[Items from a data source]
──────

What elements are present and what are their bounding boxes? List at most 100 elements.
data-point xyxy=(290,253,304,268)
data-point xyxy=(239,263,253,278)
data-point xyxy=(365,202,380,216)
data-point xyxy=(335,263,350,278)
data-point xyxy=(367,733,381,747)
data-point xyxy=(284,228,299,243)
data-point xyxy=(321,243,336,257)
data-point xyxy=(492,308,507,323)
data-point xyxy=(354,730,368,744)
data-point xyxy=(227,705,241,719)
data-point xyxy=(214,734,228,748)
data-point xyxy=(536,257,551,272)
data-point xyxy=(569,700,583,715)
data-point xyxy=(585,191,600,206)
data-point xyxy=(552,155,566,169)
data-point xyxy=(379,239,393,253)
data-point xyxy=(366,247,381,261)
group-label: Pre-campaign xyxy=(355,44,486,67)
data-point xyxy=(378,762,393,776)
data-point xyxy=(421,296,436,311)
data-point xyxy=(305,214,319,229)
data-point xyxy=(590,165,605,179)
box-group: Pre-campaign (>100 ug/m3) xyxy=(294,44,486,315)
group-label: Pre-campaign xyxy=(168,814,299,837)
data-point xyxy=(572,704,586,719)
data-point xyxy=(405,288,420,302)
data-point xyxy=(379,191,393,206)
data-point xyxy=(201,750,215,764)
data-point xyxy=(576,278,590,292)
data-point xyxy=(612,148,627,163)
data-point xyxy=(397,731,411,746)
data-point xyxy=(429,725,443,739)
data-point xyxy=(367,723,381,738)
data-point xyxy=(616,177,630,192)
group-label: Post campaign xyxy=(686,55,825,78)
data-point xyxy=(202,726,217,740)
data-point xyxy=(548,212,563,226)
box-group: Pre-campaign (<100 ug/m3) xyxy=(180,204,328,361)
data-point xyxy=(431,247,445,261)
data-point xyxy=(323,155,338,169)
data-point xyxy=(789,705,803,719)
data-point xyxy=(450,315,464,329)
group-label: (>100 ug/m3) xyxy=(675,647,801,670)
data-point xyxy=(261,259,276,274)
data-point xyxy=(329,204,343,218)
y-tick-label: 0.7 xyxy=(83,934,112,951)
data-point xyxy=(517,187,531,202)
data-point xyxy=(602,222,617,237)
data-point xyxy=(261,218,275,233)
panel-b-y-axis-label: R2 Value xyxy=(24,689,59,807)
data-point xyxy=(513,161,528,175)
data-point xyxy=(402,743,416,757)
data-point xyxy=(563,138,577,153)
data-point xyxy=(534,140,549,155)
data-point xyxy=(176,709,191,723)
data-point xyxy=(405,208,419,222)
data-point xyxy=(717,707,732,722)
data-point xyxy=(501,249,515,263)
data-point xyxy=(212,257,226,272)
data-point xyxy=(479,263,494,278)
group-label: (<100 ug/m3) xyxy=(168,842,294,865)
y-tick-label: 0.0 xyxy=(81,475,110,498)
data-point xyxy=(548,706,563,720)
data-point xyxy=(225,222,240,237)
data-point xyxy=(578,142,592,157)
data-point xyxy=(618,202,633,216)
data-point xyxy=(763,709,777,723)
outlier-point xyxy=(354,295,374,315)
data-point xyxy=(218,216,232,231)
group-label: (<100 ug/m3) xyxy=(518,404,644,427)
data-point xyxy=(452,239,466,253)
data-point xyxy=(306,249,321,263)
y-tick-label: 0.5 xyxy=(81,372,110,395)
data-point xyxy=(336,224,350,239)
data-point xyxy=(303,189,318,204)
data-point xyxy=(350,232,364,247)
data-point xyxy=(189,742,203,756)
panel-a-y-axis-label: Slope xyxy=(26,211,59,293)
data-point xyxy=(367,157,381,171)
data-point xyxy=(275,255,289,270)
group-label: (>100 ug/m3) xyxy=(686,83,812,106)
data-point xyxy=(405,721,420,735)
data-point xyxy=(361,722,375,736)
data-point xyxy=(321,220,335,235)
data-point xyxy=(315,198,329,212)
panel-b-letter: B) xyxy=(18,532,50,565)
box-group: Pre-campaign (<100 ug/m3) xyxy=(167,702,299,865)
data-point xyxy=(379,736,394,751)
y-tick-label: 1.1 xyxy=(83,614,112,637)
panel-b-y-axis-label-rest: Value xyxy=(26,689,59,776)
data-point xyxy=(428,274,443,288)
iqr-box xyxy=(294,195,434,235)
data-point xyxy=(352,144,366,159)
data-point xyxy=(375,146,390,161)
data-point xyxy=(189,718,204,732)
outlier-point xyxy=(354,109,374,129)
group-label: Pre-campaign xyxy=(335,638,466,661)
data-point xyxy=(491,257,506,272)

──────

JOB → Write out every line of the items above again, character for character.

RESULT OF THE TASK →
What elements are present and what are their bounding boxes? List at most 100 elements.
data-point xyxy=(290,253,304,268)
data-point xyxy=(239,263,253,278)
data-point xyxy=(365,202,380,216)
data-point xyxy=(335,263,350,278)
data-point xyxy=(367,733,381,747)
data-point xyxy=(284,228,299,243)
data-point xyxy=(321,243,336,257)
data-point xyxy=(492,308,507,323)
data-point xyxy=(354,730,368,744)
data-point xyxy=(227,705,241,719)
data-point xyxy=(214,734,228,748)
data-point xyxy=(536,257,551,272)
data-point xyxy=(569,700,583,715)
data-point xyxy=(585,191,600,206)
data-point xyxy=(552,155,566,169)
data-point xyxy=(379,239,393,253)
data-point xyxy=(366,247,381,261)
group-label: Pre-campaign xyxy=(355,44,486,67)
data-point xyxy=(378,762,393,776)
data-point xyxy=(421,296,436,311)
data-point xyxy=(305,214,319,229)
data-point xyxy=(590,165,605,179)
box-group: Pre-campaign (>100 ug/m3) xyxy=(294,44,486,315)
group-label: Pre-campaign xyxy=(168,814,299,837)
data-point xyxy=(572,704,586,719)
data-point xyxy=(405,288,420,302)
data-point xyxy=(379,191,393,206)
data-point xyxy=(201,750,215,764)
data-point xyxy=(576,278,590,292)
data-point xyxy=(612,148,627,163)
data-point xyxy=(397,731,411,746)
data-point xyxy=(429,725,443,739)
data-point xyxy=(367,723,381,738)
data-point xyxy=(616,177,630,192)
group-label: Post campaign xyxy=(686,55,825,78)
data-point xyxy=(202,726,217,740)
data-point xyxy=(548,212,563,226)
box-group: Pre-campaign (<100 ug/m3) xyxy=(180,204,328,361)
data-point xyxy=(431,247,445,261)
data-point xyxy=(323,155,338,169)
data-point xyxy=(789,705,803,719)
data-point xyxy=(450,315,464,329)
group-label: (>100 ug/m3) xyxy=(675,647,801,670)
data-point xyxy=(261,259,276,274)
data-point xyxy=(329,204,343,218)
y-tick-label: 0.7 xyxy=(83,934,112,951)
data-point xyxy=(517,187,531,202)
data-point xyxy=(602,222,617,237)
data-point xyxy=(261,218,275,233)
panel-b-y-axis-label: R2 Value xyxy=(24,689,59,807)
data-point xyxy=(513,161,528,175)
data-point xyxy=(402,743,416,757)
data-point xyxy=(563,138,577,153)
data-point xyxy=(534,140,549,155)
data-point xyxy=(176,709,191,723)
data-point xyxy=(405,208,419,222)
data-point xyxy=(717,707,732,722)
data-point xyxy=(501,249,515,263)
data-point xyxy=(212,257,226,272)
data-point xyxy=(479,263,494,278)
group-label: (<100 ug/m3) xyxy=(168,842,294,865)
y-tick-label: 0.0 xyxy=(81,475,110,498)
data-point xyxy=(548,706,563,720)
data-point xyxy=(225,222,240,237)
data-point xyxy=(578,142,592,157)
data-point xyxy=(618,202,633,216)
data-point xyxy=(763,709,777,723)
outlier-point xyxy=(354,295,374,315)
data-point xyxy=(218,216,232,231)
group-label: (<100 ug/m3) xyxy=(518,404,644,427)
data-point xyxy=(452,239,466,253)
data-point xyxy=(306,249,321,263)
y-tick-label: 0.5 xyxy=(81,372,110,395)
data-point xyxy=(336,224,350,239)
data-point xyxy=(303,189,318,204)
data-point xyxy=(350,232,364,247)
data-point xyxy=(189,742,203,756)
panel-a-y-axis-label: Slope xyxy=(26,211,59,293)
data-point xyxy=(367,157,381,171)
data-point xyxy=(275,255,289,270)
group-label: (>100 ug/m3) xyxy=(686,83,812,106)
data-point xyxy=(405,721,420,735)
data-point xyxy=(361,722,375,736)
data-point xyxy=(321,220,335,235)
data-point xyxy=(315,198,329,212)
panel-b-letter: B) xyxy=(18,532,50,565)
box-group: Pre-campaign (<100 ug/m3) xyxy=(167,702,299,865)
data-point xyxy=(379,736,394,751)
y-tick-label: 1.1 xyxy=(83,614,112,637)
panel-b-y-axis-label-rest: Value xyxy=(26,689,59,776)
data-point xyxy=(428,274,443,288)
iqr-box xyxy=(294,195,434,235)
data-point xyxy=(352,144,366,159)
data-point xyxy=(375,146,390,161)
data-point xyxy=(189,718,204,732)
outlier-point xyxy=(354,109,374,129)
group-label: Pre-campaign xyxy=(335,638,466,661)
data-point xyxy=(491,257,506,272)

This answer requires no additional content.